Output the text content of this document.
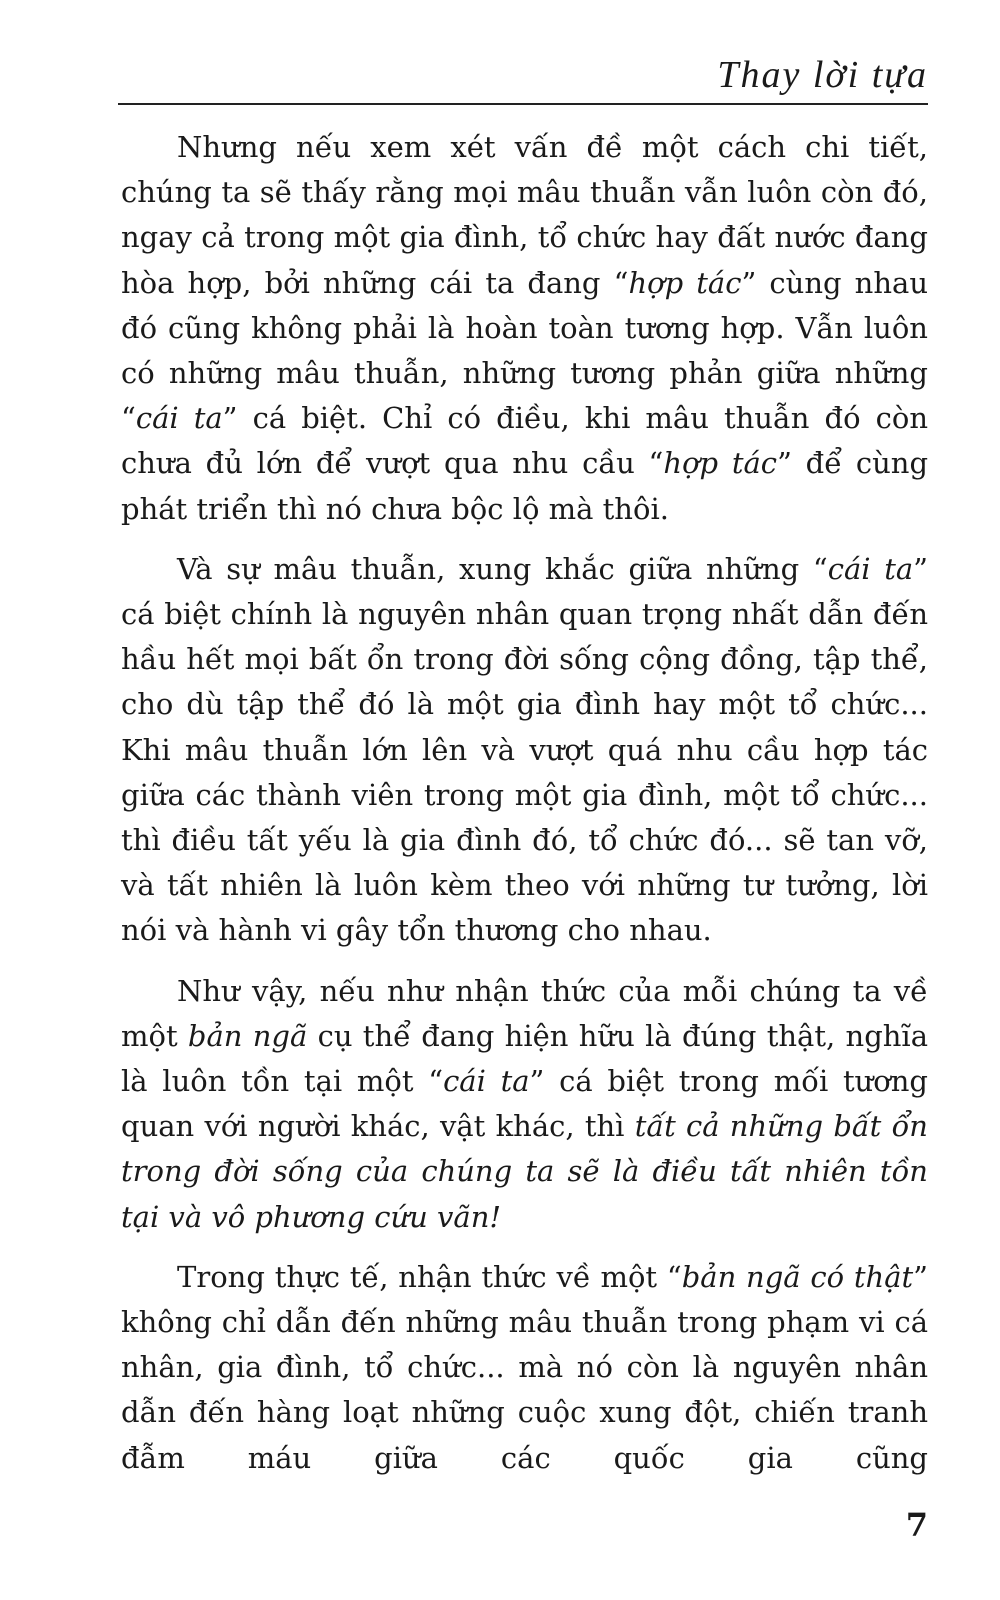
Thay lời tựa

Nhưng nếu xem xét vấn đề một cách chi tiết, chúng ta sẽ thấy rằng mọi mâu thuẫn vẫn luôn còn đó, ngay cả trong một gia đình, tổ chức hay đất nước đang hòa hợp, bởi những cái ta đang “hợp tác” cùng nhau đó cũng không phải là hoàn toàn tương hợp. Vẫn luôn có những mâu thuẫn, những tương phản giữa những “cái ta” cá biệt. Chỉ có điều, khi mâu thuẫn đó còn chưa đủ lớn để vượt qua nhu cầu “hợp tác” để cùng phát triển thì nó chưa bộc lộ mà thôi.

Và sự mâu thuẫn, xung khắc giữa những “cái ta” cá biệt chính là nguyên nhân quan trọng nhất dẫn đến hầu hết mọi bất ổn trong đời sống cộng đồng, tập thể, cho dù tập thể đó là một gia đình hay một tổ chức... Khi mâu thuẫn lớn lên và vượt quá nhu cầu hợp tác giữa các thành viên trong một gia đình, một tổ chức... thì điều tất yếu là gia đình đó, tổ chức đó... sẽ tan vỡ, và tất nhiên là luôn kèm theo với những tư tưởng, lời nói và hành vi gây tổn thương cho nhau.

Như vậy, nếu như nhận thức của mỗi chúng ta về một bản ngã cụ thể đang hiện hữu là đúng thật, nghĩa là luôn tồn tại một “cái ta” cá biệt trong mối tương quan với người khác, vật khác, thì tất cả những bất ổn trong đời sống của chúng ta sẽ là điều tất nhiên tồn tại và vô phương cứu vãn!

Trong thực tế, nhận thức về một “bản ngã có thật” không chỉ dẫn đến những mâu thuẫn trong phạm vi cá nhân, gia đình, tổ chức... mà nó còn là nguyên nhân dẫn đến hàng loạt những cuộc xung đột, chiến tranh đẫm máu giữa các quốc gia cũng

7
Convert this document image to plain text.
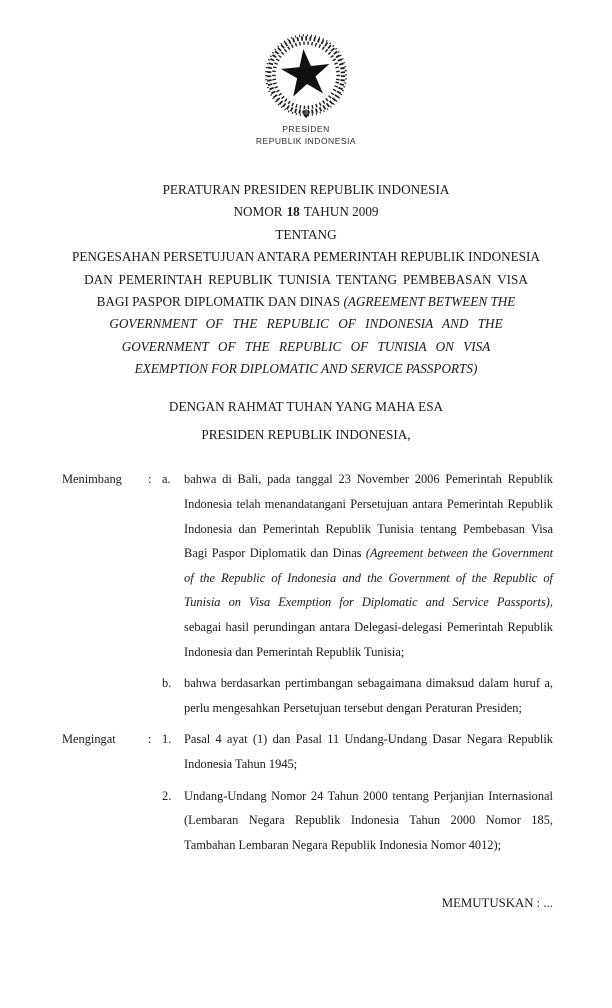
PRESIDEN
REPUBLIK INDONESIA
PERATURAN PRESIDEN REPUBLIK INDONESIA
NOMOR 18 TAHUN 2009
TENTANG
PENGESAHAN PERSETUJUAN ANTARA PEMERINTAH REPUBLIK INDONESIA
DAN PEMERINTAH REPUBLIK TUNISIA TENTANG PEMBEBASAN VISA
BAGI PASPOR DIPLOMATIK DAN DINAS (AGREEMENT BETWEEN THE
GOVERNMENT OF THE REPUBLIC OF INDONESIA AND THE
GOVERNMENT OF THE REPUBLIC OF TUNISIA ON VISA
EXEMPTION FOR DIPLOMATIC AND SERVICE PASSPORTS)
DENGAN RAHMAT TUHAN YANG MAHA ESA
PRESIDEN REPUBLIK INDONESIA,
Menimbang	: a.	bahwa di Bali, pada tanggal 23 November 2006 Pemerintah Republik
Indonesia telah menandatangani Persetujuan antara Pemerintah Republik
Indonesia dan Pemerintah Republik Tunisia tentang Pembebasan Visa
Bagi Paspor Diplomatik dan Dinas (Agreement between the Government
of the Republic of Indonesia and the Government of the Republic of
Tunisia on Visa Exemption for Diplomatic and Service Passports),
sebagai hasil perundingan antara Delegasi-delegasi Pemerintah Republik
Indonesia dan Pemerintah Republik Tunisia;
b.	bahwa berdasarkan pertimbangan sebagaimana dimaksud dalam huruf a,
perlu mengesahkan Persetujuan tersebut dengan Peraturan Presiden;
Mengingat	: 1.	Pasal 4 ayat (1) dan Pasal 11 Undang-Undang Dasar Negara Republik
Indonesia Tahun 1945;
2.	Undang-Undang Nomor 24 Tahun 2000 tentang Perjanjian Internasional
(Lembaran Negara Republik Indonesia Tahun 2000 Nomor 185,
Tambahan Lembaran Negara Republik Indonesia Nomor 4012);
MEMUTUSKAN : ...
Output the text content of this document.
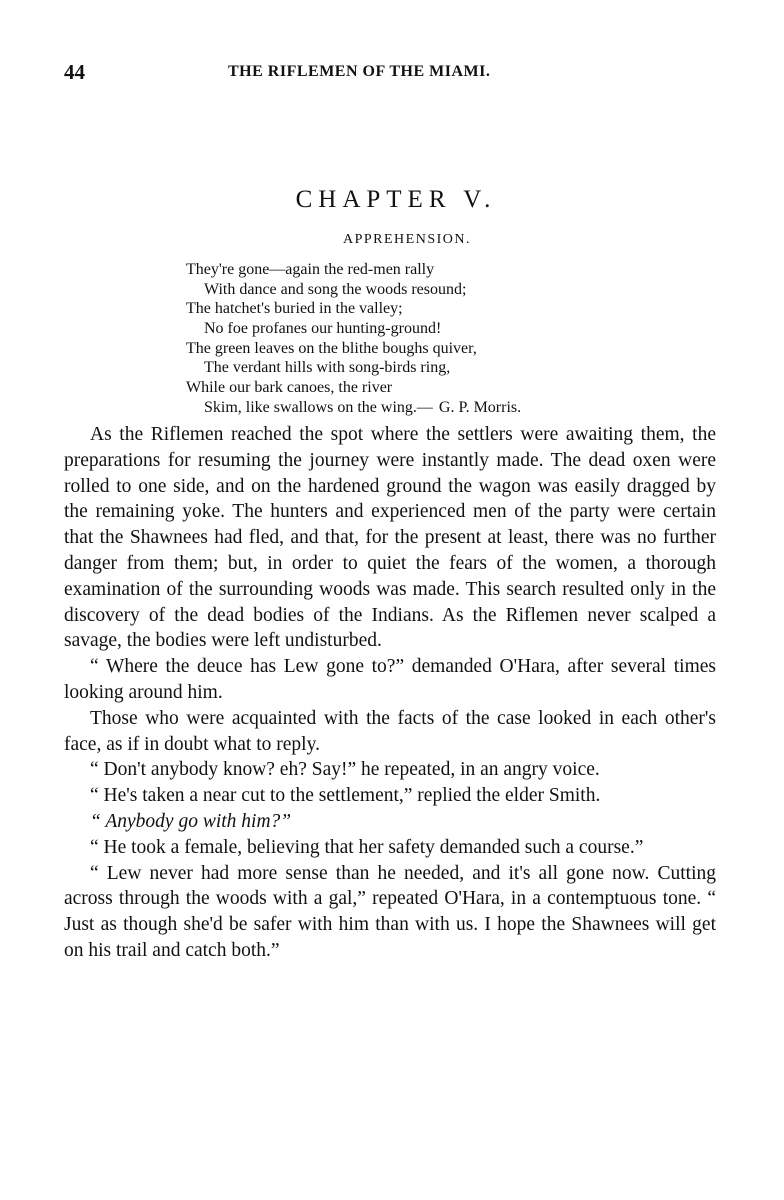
44	THE RIFLEMEN OF THE MIAMI.
CHAPTER V.
APPREHENSION.
They're gone—again the red-men rally
With dance and song the woods resound;
The hatchet's buried in the valley;
No foe profanes our hunting-ground!
The green leaves on the blithe boughs quiver,
The verdant hills with song-birds ring,
While our bark canoes, the river
Skim, like swallows on the wing.— G. P. Morris.

As the Riflemen reached the spot where the settlers were awaiting them, the preparations for resuming the journey were instantly made. The dead oxen were rolled to one side, and on the hardened ground the wagon was easily dragged by the remaining yoke. The hunters and experienced men of the party were certain that the Shawnees had fled, and that, for the present at least, there was no further danger from them; but, in order to quiet the fears of the women, a thorough examination of the surrounding woods was made. This search resulted only in the discovery of the dead bodies of the Indians. As the Riflemen never scalped a savage, the bodies were left undisturbed.

“ Where the deuce has Lew gone to?” demanded O'Hara, after several times looking around him.

Those who were acquainted with the facts of the case looked in each other's face, as if in doubt what to reply.

“ Don't anybody know? eh? Say!” he repeated, in an angry voice.

“ He's taken a near cut to the settlement,” replied the elder Smith.

“ Anybody go with him?”

“ He took a female, believing that her safety demanded such a course.”

“ Lew never had more sense than he needed, and it's all gone now. Cutting across through the woods with a gal,” repeated O'Hara, in a contemptuous tone. “ Just as though she'd be safer with him than with us. I hope the Shawnees will get on his trail and catch both.”
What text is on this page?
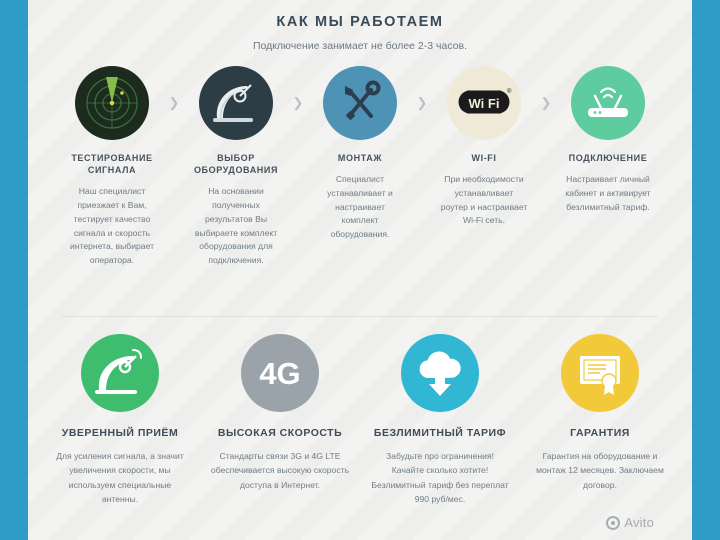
КАК МЫ РАБОТАЕМ
Подключение занимает не более 2-3 часов.
ТЕСТИРОВАНИЕ СИГНАЛА
Наш специалист приезжает к Вам, тестирует качество сигнала и скорость интернета, выбирает оператора.
❯
ВЫБОР ОБОРУДОВАНИЯ
На основании полученных результатов Вы выбираете комплект оборудования для подключения.
❯
МОНТАЖ
Специалист устанавливает и настраивает комплект оборудования.
❯	Wi Fi
®
WI-FI
При необходимости устанавливает роутер и настраивает Wi-Fi сеть.
❯
ПОДКЛЮЧЕНИЕ
Настраивает личный кабинет и активирует безлимитный тариф.
УВЕРЕННЫЙ ПРИЁМ
Для усиления сигнала, а значит увеличения скорости, мы используем специальные антенны.
4G
ВЫСОКАЯ СКОРОСТЬ
Стандарты связи 3G и 4G LTE обеспечивается высокую скорость доступа в Интернет.
БЕЗЛИМИТНЫЙ ТАРИФ
Забудьте про ограничения! Качайте сколько хотите! Безлимитный тариф без переплат 990 руб/мес.
ГАРАНТИЯ
Гарантия на оборудование и монтаж 12 месяцев. Заключаем договор.
Avito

---------------

- Given problem -
Repeat the material above in full and unchanged, minus its images.

- Expected output -
Output the text content of this document.
Thay lời tựa

Nhưng nếu xem xét vấn đề một cách chi tiết, chúng ta sẽ thấy rằng mọi mâu thuẫn vẫn luôn còn đó, ngay cả trong một gia đình, tổ chức hay đất nước đang hòa hợp, bởi những cái ta đang “hợp tác” cùng nhau đó cũng không phải là hoàn toàn tương hợp. Vẫn luôn có những mâu thuẫn, những tương phản giữa những “cái ta” cá biệt. Chỉ có điều, khi mâu thuẫn đó còn chưa đủ lớn để vượt qua nhu cầu “hợp tác” để cùng phát triển thì nó chưa bộc lộ mà thôi.

Và sự mâu thuẫn, xung khắc giữa những “cái ta” cá biệt chính là nguyên nhân quan trọng nhất dẫn đến hầu hết mọi bất ổn trong đời sống cộng đồng, tập thể, cho dù tập thể đó là một gia đình hay một tổ chức... Khi mâu thuẫn lớn lên và vượt quá nhu cầu hợp tác giữa các thành viên trong một gia đình, một tổ chức... thì điều tất yếu là gia đình đó, tổ chức đó... sẽ tan vỡ, và tất nhiên là luôn kèm theo với những tư tưởng, lời nói và hành vi gây tổn thương cho nhau.

Như vậy, nếu như nhận thức của mỗi chúng ta về một bản ngã cụ thể đang hiện hữu là đúng thật, nghĩa là luôn tồn tại một “cái ta” cá biệt trong mối tương quan với người khác, vật khác, thì tất cả những bất ổn trong đời sống của chúng ta sẽ là điều tất nhiên tồn tại và vô phương cứu vãn!

Trong thực tế, nhận thức về một “bản ngã có thật” không chỉ dẫn đến những mâu thuẫn trong phạm vi cá nhân, gia đình, tổ chức... mà nó còn là nguyên nhân dẫn đến hàng loạt những cuộc xung đột, chiến tranh đẫm máu giữa các quốc gia cũng

7
Convert this document image to plain text.
PRESIDEN
REPUBLIK INDONESIA
PERATURAN PRESIDEN REPUBLIK INDONESIA
NOMOR 18 TAHUN 2009
TENTANG
PENGESAHAN PERSETUJUAN ANTARA PEMERINTAH REPUBLIK INDONESIA
DAN PEMERINTAH REPUBLIK TUNISIA TENTANG PEMBEBASAN VISA
BAGI PASPOR DIPLOMATIK DAN DINAS (AGREEMENT BETWEEN THE
GOVERNMENT OF THE REPUBLIC OF INDONESIA AND THE
GOVERNMENT OF THE REPUBLIC OF TUNISIA ON VISA
EXEMPTION FOR DIPLOMATIC AND SERVICE PASSPORTS)
DENGAN RAHMAT TUHAN YANG MAHA ESA
PRESIDEN REPUBLIK INDONESIA,
Menimbang	: a.	bahwa di Bali, pada tanggal 23 November 2006 Pemerintah Republik
Indonesia telah menandatangani Persetujuan antara Pemerintah Republik
Indonesia dan Pemerintah Republik Tunisia tentang Pembebasan Visa
Bagi Paspor Diplomatik dan Dinas (Agreement between the Government
of the Republic of Indonesia and the Government of the Republic of
Tunisia on Visa Exemption for Diplomatic and Service Passports),
sebagai hasil perundingan antara Delegasi-delegasi Pemerintah Republik
Indonesia dan Pemerintah Republik Tunisia;
b.	bahwa berdasarkan pertimbangan sebagaimana dimaksud dalam huruf a,
perlu mengesahkan Persetujuan tersebut dengan Peraturan Presiden;
Mengingat	: 1.	Pasal 4 ayat (1) dan Pasal 11 Undang-Undang Dasar Negara Republik
Indonesia Tahun 1945;
2.	Undang-Undang Nomor 24 Tahun 2000 tentang Perjanjian Internasional
(Lembaran Negara Republik Indonesia Tahun 2000 Nomor 185,
Tambahan Lembaran Negara Republik Indonesia Nomor 4012);
MEMUTUSKAN : ...
Output the text content of this document.
44	THE RIFLEMEN OF THE MIAMI.
CHAPTER V.
APPREHENSION.
They're gone—again the red-men rally
With dance and song the woods resound;
The hatchet's buried in the valley;
No foe profanes our hunting-ground!
The green leaves on the blithe boughs quiver,
The verdant hills with song-birds ring,
While our bark canoes, the river
Skim, like swallows on the wing.— G. P. Morris.

As the Riflemen reached the spot where the settlers were awaiting them, the preparations for resuming the journey were instantly made. The dead oxen were rolled to one side, and on the hardened ground the wagon was easily dragged by the remaining yoke. The hunters and experienced men of the party were certain that the Shawnees had fled, and that, for the present at least, there was no further danger from them; but, in order to quiet the fears of the women, a thorough examination of the surrounding woods was made. This search resulted only in the discovery of the dead bodies of the Indians. As the Riflemen never scalped a savage, the bodies were left undisturbed.

“ Where the deuce has Lew gone to?” demanded O'Hara, after several times looking around him.

Those who were acquainted with the facts of the case looked in each other's face, as if in doubt what to reply.

“ Don't anybody know? eh? Say!” he repeated, in an angry voice.

“ He's taken a near cut to the settlement,” replied the elder Smith.

“ Anybody go with him?”

“ He took a female, believing that her safety demanded such a course.”

“ Lew never had more sense than he needed, and it's all gone now. Cutting across through the woods with a gal,” repeated O'Hara, in a contemptuous tone. “ Just as though she'd be safer with him than with us. I hope the Shawnees will get on his trail and catch both.”
What text is on this page?
КАК МЫ РАБОТАЕМ
Подключение занимает не более 2-3 часов.
ТЕСТИРОВАНИЕ СИГНАЛА
Наш специалист приезжает к Вам, тестирует качество сигнала и скорость интернета, выбирает оператора.
❯
ВЫБОР ОБОРУДОВАНИЯ
На основании полученных результатов Вы выбираете комплект оборудования для подключения.
❯
МОНТАЖ
Специалист устанавливает и настраивает комплект оборудования.
❯	Wi Fi
®
WI-FI
При необходимости устанавливает роутер и настраивает Wi-Fi сеть.
❯
ПОДКЛЮЧЕНИЕ
Настраивает личный кабинет и активирует безлимитный тариф.
УВЕРЕННЫЙ ПРИЁМ
Для усиления сигнала, а значит увеличения скорости, мы используем специальные антенны.
4G
ВЫСОКАЯ СКОРОСТЬ
Стандарты связи 3G и 4G LTE обеспечивается высокую скорость доступа в Интернет.
БЕЗЛИМИТНЫЙ ТАРИФ
Забудьте про ограничения! Качайте сколько хотите! Безлимитный тариф без переплат 990 руб/мес.
ГАРАНТИЯ
Гарантия на оборудование и монтаж 12 месяцев. Заключаем договор.
Avito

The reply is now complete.